### Work required
Skip every picture and copy only the lines from the one containing "What data populates" to the final line of the records below.

### Excerpted data
———

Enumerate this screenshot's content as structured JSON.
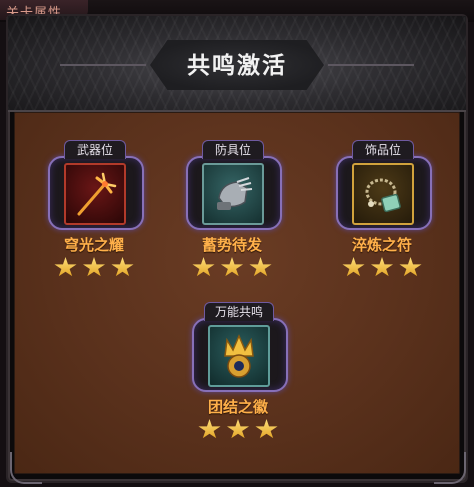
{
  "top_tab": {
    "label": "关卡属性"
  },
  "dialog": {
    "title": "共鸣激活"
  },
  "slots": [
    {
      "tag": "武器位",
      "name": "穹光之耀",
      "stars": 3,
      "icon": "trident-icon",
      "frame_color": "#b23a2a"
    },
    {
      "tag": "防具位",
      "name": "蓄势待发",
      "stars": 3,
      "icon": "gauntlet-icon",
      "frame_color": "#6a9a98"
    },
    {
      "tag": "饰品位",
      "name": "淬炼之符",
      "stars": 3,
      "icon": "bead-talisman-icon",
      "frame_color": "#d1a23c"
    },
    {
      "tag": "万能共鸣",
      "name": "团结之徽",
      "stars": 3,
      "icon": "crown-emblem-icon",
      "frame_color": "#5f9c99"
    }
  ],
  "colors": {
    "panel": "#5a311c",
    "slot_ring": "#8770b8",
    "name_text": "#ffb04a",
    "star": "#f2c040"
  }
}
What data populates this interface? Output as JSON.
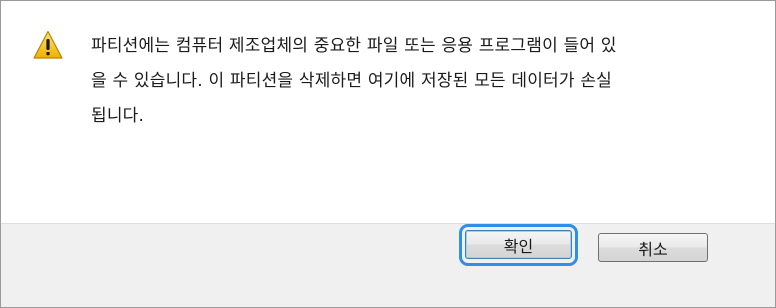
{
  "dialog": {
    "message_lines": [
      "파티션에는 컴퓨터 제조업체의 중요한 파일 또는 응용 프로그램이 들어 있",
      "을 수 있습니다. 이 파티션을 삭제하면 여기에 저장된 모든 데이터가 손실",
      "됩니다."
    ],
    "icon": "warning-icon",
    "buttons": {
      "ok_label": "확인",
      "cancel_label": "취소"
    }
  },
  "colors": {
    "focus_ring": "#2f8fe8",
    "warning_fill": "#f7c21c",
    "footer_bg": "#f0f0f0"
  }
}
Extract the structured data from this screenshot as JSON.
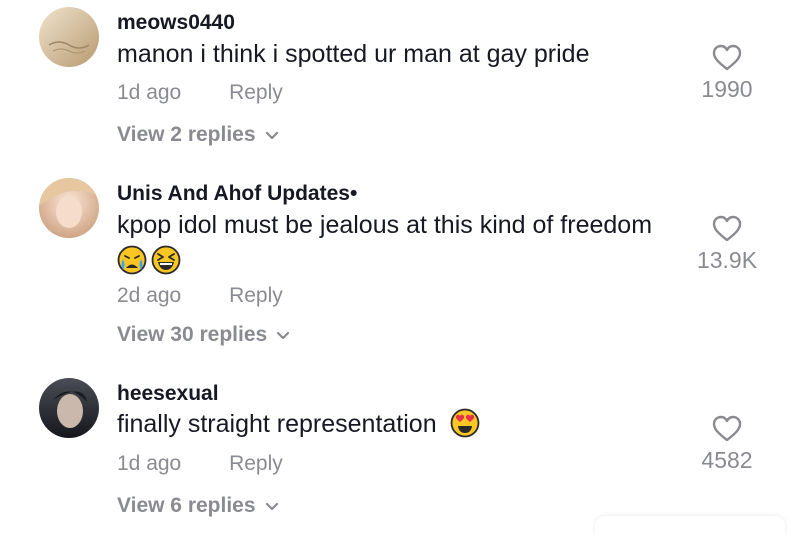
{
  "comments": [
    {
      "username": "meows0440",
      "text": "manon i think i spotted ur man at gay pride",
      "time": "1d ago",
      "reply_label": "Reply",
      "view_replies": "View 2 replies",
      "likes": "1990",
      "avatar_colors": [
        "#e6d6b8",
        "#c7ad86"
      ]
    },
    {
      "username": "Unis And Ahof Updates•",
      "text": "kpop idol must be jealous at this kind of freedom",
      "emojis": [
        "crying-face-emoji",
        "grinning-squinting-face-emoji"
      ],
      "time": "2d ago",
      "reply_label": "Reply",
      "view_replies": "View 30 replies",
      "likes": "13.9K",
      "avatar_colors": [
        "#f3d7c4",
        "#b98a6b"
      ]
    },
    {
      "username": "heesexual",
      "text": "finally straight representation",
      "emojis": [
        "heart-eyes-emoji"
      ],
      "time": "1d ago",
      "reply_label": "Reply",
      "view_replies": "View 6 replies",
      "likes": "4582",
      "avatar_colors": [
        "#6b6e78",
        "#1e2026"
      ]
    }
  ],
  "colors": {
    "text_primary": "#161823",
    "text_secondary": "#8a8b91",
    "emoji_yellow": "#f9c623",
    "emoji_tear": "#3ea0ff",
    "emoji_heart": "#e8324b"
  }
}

———

### Response
What data populates this interface? Output as JSON.
{
  "dialog": {
    "message_lines": [
      "파티션에는 컴퓨터 제조업체의 중요한 파일 또는 응용 프로그램이 들어 있",
      "을 수 있습니다. 이 파티션을 삭제하면 여기에 저장된 모든 데이터가 손실",
      "됩니다."
    ],
    "icon": "warning-icon",
    "buttons": {
      "ok_label": "확인",
      "cancel_label": "취소"
    }
  },
  "colors": {
    "focus_ring": "#2f8fe8",
    "warning_fill": "#f7c21c",
    "footer_bg": "#f0f0f0"
  }
}
Extract the structured data from this screenshot as JSON.
{
  "comments": [
    {
      "username": "meows0440",
      "text": "manon i think i spotted ur man at gay pride",
      "time": "1d ago",
      "reply_label": "Reply",
      "view_replies": "View 2 replies",
      "likes": "1990",
      "avatar_colors": [
        "#e6d6b8",
        "#c7ad86"
      ]
    },
    {
      "username": "Unis And Ahof Updates•",
      "text": "kpop idol must be jealous at this kind of freedom",
      "emojis": [
        "crying-face-emoji",
        "grinning-squinting-face-emoji"
      ],
      "time": "2d ago",
      "reply_label": "Reply",
      "view_replies": "View 30 replies",
      "likes": "13.9K",
      "avatar_colors": [
        "#f3d7c4",
        "#b98a6b"
      ]
    },
    {
      "username": "heesexual",
      "text": "finally straight representation",
      "emojis": [
        "heart-eyes-emoji"
      ],
      "time": "1d ago",
      "reply_label": "Reply",
      "view_replies": "View 6 replies",
      "likes": "4582",
      "avatar_colors": [
        "#6b6e78",
        "#1e2026"
      ]
    }
  ],
  "colors": {
    "text_primary": "#161823",
    "text_secondary": "#8a8b91",
    "emoji_yellow": "#f9c623",
    "emoji_tear": "#3ea0ff",
    "emoji_heart": "#e8324b"
  }
}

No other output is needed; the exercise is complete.